# Request
Copy out all the data, word for word.

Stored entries
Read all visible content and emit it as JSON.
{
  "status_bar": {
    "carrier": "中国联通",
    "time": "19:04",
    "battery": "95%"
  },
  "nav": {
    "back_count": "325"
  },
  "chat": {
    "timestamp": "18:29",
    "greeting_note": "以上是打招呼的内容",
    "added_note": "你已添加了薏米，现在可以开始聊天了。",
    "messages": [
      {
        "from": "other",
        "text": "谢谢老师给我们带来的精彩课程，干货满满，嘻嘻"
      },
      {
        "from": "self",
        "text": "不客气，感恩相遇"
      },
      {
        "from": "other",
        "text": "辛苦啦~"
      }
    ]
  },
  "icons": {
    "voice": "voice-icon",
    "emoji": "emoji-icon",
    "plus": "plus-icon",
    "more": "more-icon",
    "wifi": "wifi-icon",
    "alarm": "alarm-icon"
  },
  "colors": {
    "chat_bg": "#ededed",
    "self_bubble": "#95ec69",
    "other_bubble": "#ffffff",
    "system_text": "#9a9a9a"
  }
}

# Solved problem
Read all visible content and emit it as JSON.
{
  "status_bar": {
    "carrier": "中国联通",
    "time": "19:04",
    "battery": "95%"
  },
  "nav": {
    "back_count": "325"
  },
  "chat": {
    "timestamp": "18:29",
    "greeting_note": "以上是打招呼的内容",
    "added_note": "你已添加了薏米，现在可以开始聊天了。",
    "messages": [
      {
        "from": "other",
        "text": "谢谢老师给我们带来的精彩课程，干货满满，嘻嘻"
      },
      {
        "from": "self",
        "text": "不客气，感恩相遇"
      },
      {
        "from": "other",
        "text": "辛苦啦~"
      }
    ]
  },
  "icons": {
    "voice": "voice-icon",
    "emoji": "emoji-icon",
    "plus": "plus-icon",
    "more": "more-icon",
    "wifi": "wifi-icon",
    "alarm": "alarm-icon"
  },
  "colors": {
    "chat_bg": "#ededed",
    "self_bubble": "#95ec69",
    "other_bubble": "#ffffff",
    "system_text": "#9a9a9a"
  }
}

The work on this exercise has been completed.